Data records
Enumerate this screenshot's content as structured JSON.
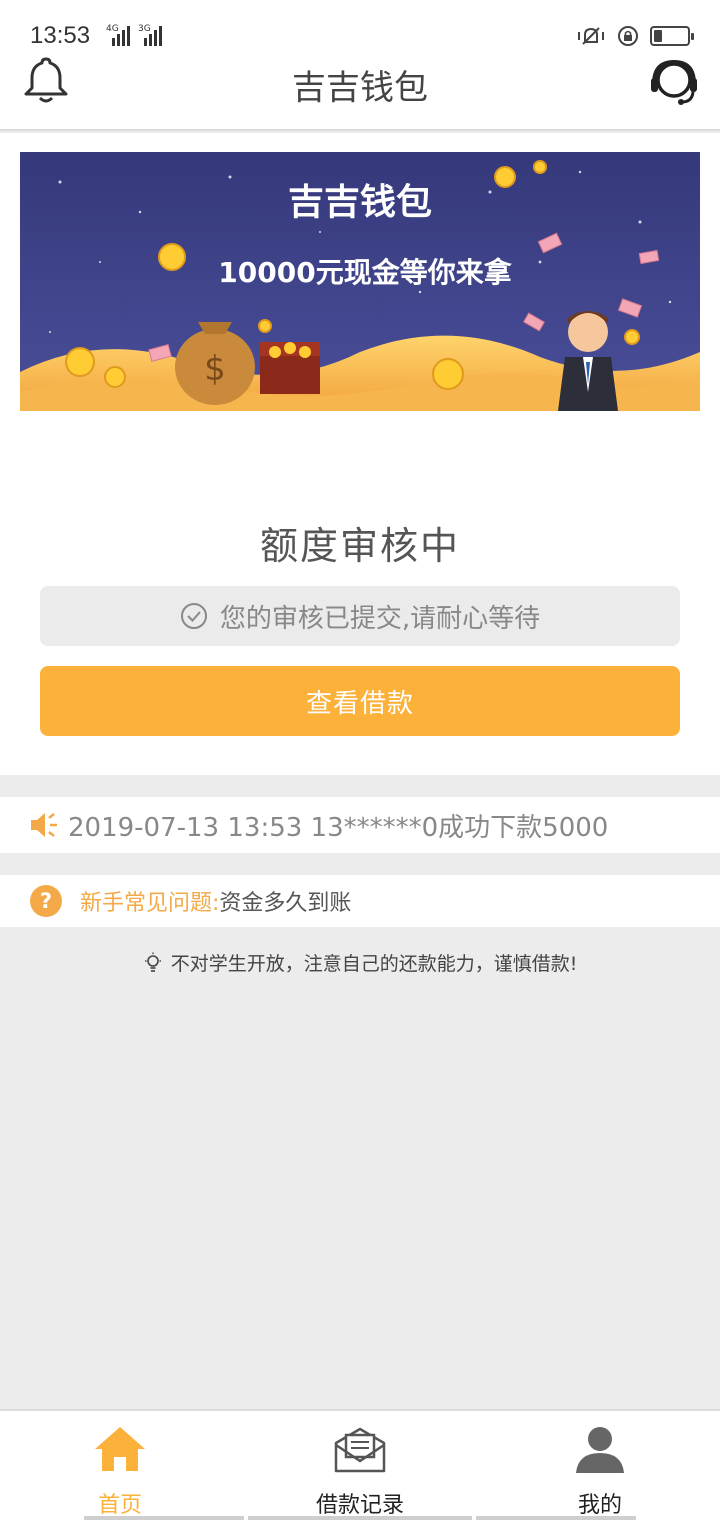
{
  "status_bar": {
    "time": "13:53",
    "network_1": "4G",
    "network_2": "3G"
  },
  "header": {
    "title": "吉吉钱包",
    "left_icon": "bell-icon",
    "right_icon": "customer-service-icon"
  },
  "banner": {
    "title": "吉吉钱包",
    "subtitle": "10000元现金等你来拿"
  },
  "review": {
    "title": "额度审核中",
    "submitted_text": "您的审核已提交,请耐心等待",
    "view_button": "查看借款"
  },
  "notice": {
    "text": "2019-07-13 13:53 13******0成功下款5000"
  },
  "faq": {
    "lead": "新手常见问题:",
    "question": "资金多久到账"
  },
  "tip": {
    "text": "不对学生开放，注意自己的还款能力，谨慎借款!"
  },
  "tabs": [
    {
      "label": "首页",
      "icon": "home-icon",
      "active": true
    },
    {
      "label": "借款记录",
      "icon": "mail-icon",
      "active": false
    },
    {
      "label": "我的",
      "icon": "user-icon",
      "active": false
    }
  ],
  "colors": {
    "accent": "#fcb23a",
    "faq_accent": "#f3a947",
    "banner_bg": "#3b3f7e"
  }
}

● **WORK INSTRUCTIONS**
Track down the lines that include the word "icon" and copy them.

● **ANSWER**
    "left_icon": "bell-icon",
    "right_icon": "customer-service-icon"
      "icon": "home-icon",
      "icon": "mail-icon",
      "icon": "user-icon",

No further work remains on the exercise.